Data entries:
** BEGIN **

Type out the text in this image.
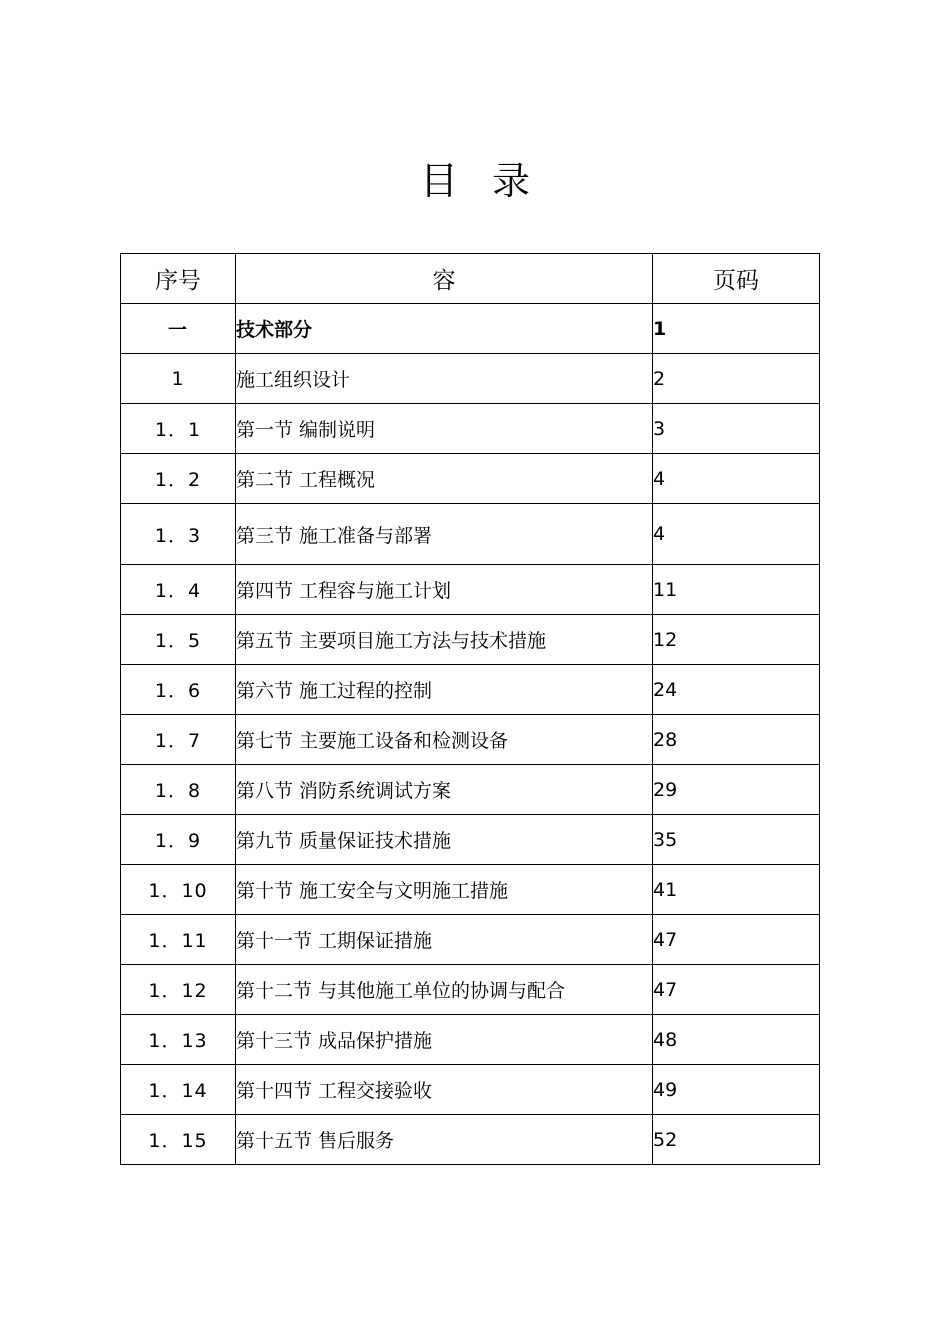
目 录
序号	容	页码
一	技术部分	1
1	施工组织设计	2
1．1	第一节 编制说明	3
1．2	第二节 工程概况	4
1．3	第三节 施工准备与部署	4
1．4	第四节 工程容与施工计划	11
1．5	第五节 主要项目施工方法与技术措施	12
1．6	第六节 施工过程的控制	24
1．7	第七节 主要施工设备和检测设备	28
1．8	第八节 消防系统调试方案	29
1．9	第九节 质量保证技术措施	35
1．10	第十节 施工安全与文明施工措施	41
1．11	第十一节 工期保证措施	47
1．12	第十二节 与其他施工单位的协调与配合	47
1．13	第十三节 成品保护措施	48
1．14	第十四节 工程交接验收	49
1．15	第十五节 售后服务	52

** END **
** BEGIN **

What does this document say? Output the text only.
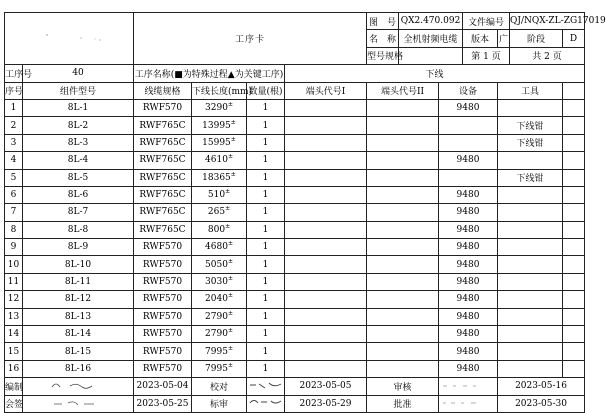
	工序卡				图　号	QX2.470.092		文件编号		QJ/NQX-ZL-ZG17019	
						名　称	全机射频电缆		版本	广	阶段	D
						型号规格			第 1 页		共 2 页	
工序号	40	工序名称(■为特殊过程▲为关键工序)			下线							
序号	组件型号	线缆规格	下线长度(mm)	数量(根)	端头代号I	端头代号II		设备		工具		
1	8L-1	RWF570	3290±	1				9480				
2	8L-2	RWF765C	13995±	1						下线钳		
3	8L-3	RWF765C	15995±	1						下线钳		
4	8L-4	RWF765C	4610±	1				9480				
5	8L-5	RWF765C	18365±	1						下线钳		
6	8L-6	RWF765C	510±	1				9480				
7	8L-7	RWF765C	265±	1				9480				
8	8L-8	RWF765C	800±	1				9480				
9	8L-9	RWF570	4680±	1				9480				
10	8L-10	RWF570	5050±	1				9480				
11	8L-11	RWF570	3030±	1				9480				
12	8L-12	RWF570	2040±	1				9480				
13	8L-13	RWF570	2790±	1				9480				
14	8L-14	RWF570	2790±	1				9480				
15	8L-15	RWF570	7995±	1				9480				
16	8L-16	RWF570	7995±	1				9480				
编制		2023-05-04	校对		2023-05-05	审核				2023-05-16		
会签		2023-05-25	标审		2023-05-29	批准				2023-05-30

** END **

EXERCISE OBJECTIVE —
State how many lines in the entries above include the word "text"; reply with the number alone.

EXERCISE RESPONSE —
2